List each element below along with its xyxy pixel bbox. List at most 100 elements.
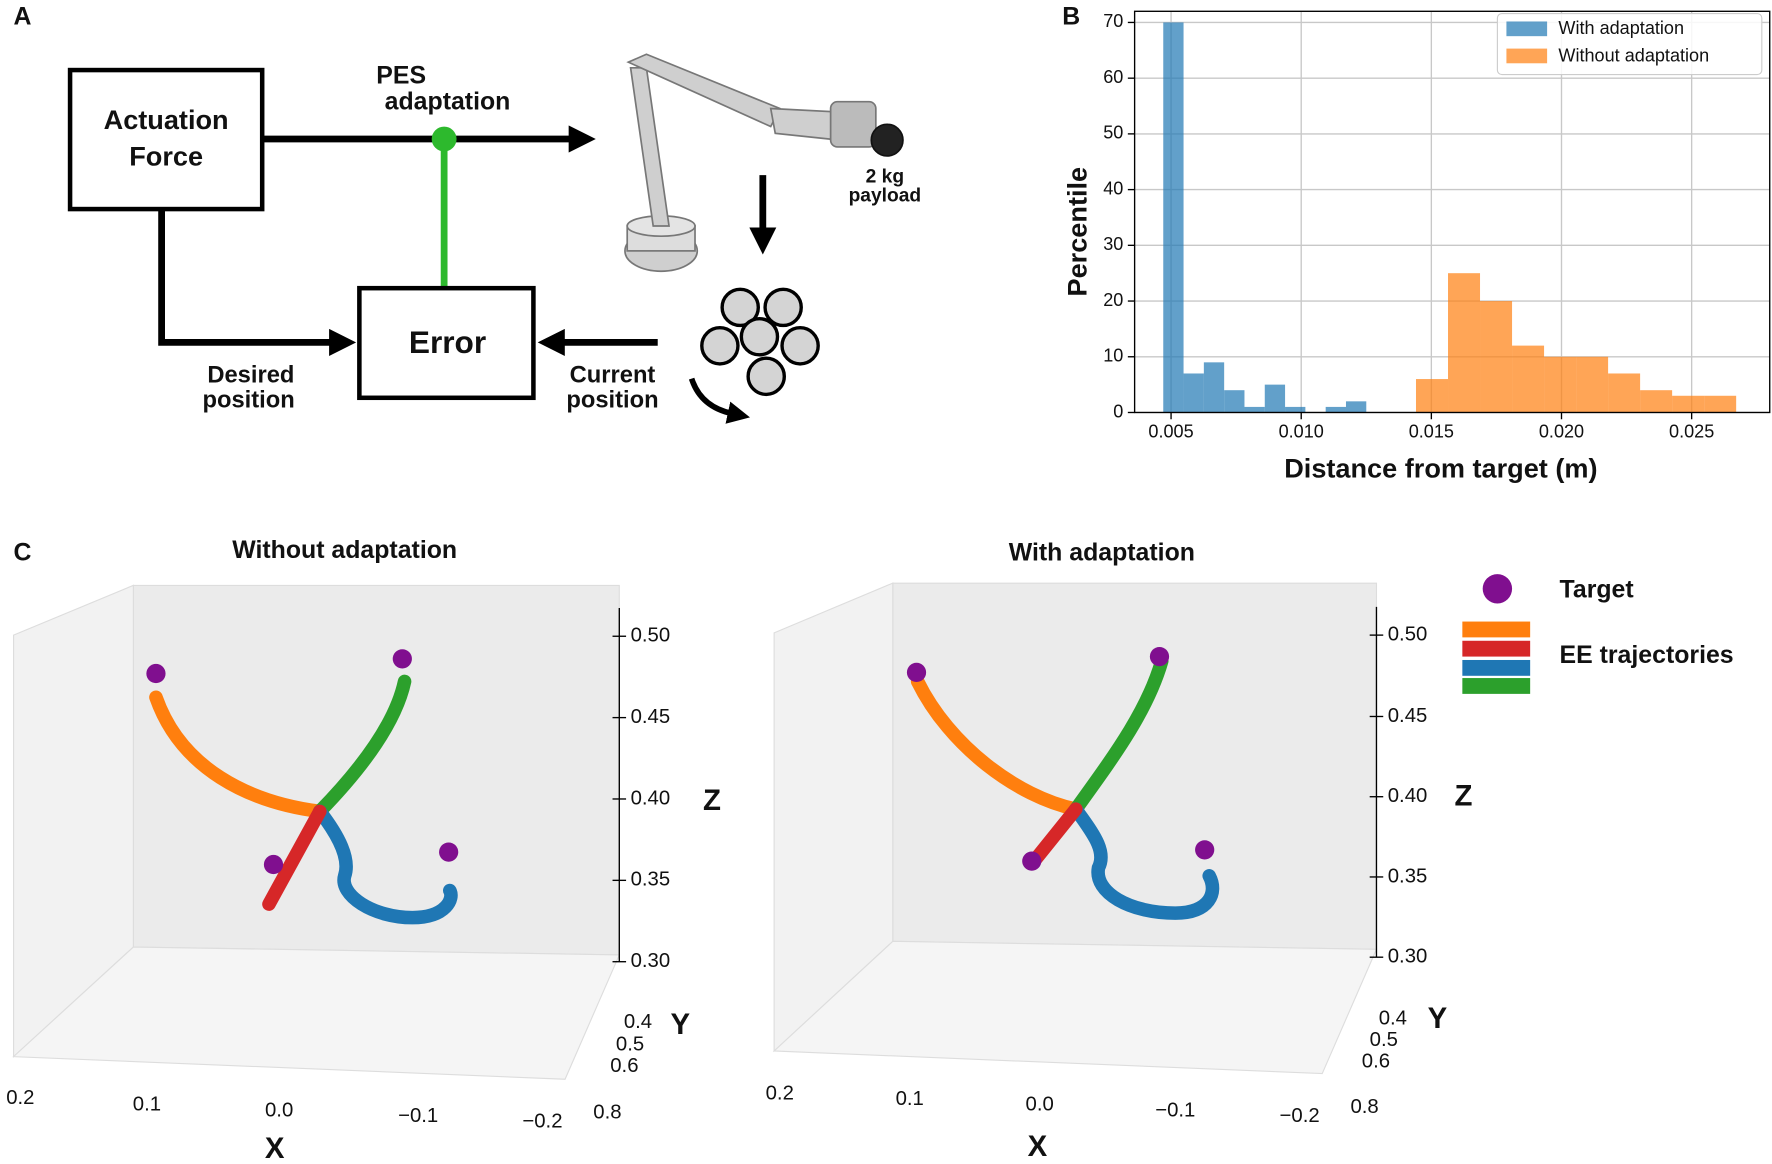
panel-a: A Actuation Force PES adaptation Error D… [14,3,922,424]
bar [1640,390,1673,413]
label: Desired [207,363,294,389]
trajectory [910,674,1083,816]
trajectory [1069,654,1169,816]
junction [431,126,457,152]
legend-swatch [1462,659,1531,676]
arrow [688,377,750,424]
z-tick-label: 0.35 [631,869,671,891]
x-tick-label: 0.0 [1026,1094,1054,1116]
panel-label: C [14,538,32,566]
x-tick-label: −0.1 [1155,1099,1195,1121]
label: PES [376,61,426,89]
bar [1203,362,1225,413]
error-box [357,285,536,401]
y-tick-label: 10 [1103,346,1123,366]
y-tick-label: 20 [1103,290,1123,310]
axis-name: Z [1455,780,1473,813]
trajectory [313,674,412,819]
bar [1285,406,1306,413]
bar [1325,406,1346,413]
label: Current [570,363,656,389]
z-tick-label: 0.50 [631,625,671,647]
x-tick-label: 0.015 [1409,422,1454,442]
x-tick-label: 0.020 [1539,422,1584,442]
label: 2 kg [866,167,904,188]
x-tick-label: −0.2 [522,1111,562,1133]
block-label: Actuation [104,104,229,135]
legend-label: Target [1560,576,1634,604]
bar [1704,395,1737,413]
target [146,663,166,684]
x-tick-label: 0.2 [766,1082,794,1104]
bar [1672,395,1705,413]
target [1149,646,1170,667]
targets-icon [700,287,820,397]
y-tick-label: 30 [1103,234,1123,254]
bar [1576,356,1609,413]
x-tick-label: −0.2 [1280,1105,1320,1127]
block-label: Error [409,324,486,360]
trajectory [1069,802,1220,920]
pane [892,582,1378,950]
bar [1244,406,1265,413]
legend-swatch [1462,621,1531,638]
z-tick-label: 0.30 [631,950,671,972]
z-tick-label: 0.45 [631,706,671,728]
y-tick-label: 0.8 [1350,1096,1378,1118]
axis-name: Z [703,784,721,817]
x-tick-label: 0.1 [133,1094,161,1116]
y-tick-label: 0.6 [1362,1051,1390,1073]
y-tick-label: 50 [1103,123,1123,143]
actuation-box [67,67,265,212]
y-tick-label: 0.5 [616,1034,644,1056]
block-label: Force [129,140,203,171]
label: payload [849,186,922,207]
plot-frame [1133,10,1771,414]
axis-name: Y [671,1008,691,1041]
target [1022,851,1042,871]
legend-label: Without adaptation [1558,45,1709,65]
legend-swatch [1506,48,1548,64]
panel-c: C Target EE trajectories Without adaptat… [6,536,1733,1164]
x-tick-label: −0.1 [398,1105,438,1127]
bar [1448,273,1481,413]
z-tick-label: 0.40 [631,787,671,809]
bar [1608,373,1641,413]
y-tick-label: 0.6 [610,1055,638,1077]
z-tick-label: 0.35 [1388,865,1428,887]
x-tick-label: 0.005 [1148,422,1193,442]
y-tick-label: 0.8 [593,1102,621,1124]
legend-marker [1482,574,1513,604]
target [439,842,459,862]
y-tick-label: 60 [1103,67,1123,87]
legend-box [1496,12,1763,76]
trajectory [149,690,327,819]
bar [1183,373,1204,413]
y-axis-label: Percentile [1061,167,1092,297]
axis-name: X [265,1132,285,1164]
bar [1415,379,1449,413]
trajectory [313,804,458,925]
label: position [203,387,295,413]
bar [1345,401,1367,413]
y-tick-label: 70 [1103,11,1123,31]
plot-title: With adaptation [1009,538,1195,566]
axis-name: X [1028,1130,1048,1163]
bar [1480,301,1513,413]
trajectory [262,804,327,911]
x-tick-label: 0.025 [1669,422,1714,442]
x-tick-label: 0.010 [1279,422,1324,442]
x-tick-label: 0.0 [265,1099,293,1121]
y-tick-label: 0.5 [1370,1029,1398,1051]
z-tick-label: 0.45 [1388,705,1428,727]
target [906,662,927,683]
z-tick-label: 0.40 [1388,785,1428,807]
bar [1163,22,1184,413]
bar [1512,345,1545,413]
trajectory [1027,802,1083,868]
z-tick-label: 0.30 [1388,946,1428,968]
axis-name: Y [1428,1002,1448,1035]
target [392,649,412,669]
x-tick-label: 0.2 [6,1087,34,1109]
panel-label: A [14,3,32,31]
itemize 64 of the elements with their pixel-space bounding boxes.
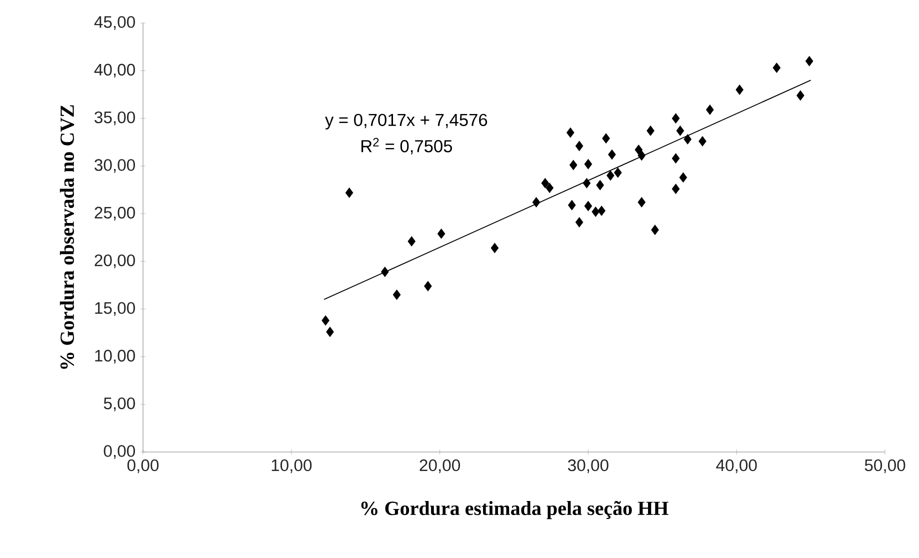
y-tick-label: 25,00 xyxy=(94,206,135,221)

=-=-=-=-=

Can you return, unchanged, the lines of the records above from the one containing "panel-a: A Actuation" through the one containing "target [146,663,166,684]", with both of those lines included?

panel-a: A Actuation Force PES adaptation Error D… [14,3,922,424]
bar [1640,390,1673,413]
label: Desired [207,363,294,389]
trajectory [910,674,1083,816]
trajectory [1069,654,1169,816]
junction [431,126,457,152]
legend-swatch [1462,659,1531,676]
arrow [688,377,750,424]
z-tick-label: 0.35 [631,869,671,891]
x-tick-label: 0.0 [1026,1094,1054,1116]
panel-label: C [14,538,32,566]
x-tick-label: −0.1 [1155,1099,1195,1121]
label: PES [376,61,426,89]
bar [1203,362,1225,413]
error-box [357,285,536,401]
y-tick-label: 10 [1103,346,1123,366]
y-tick-label: 20 [1103,290,1123,310]
axis-name: Z [1455,780,1473,813]
trajectory [313,674,412,819]
bar [1285,406,1306,413]
bar [1325,406,1346,413]
label: Current [570,363,656,389]
z-tick-label: 0.50 [631,625,671,647]
x-tick-label: 0.015 [1409,422,1454,442]
x-tick-label: 0.020 [1539,422,1584,442]
label: 2 kg [866,167,904,188]
x-tick-label: −0.2 [522,1111,562,1133]
block-label: Actuation [104,104,229,135]
legend-label: Target [1560,576,1634,604]
bar [1704,395,1737,413]
target [146,663,166,684]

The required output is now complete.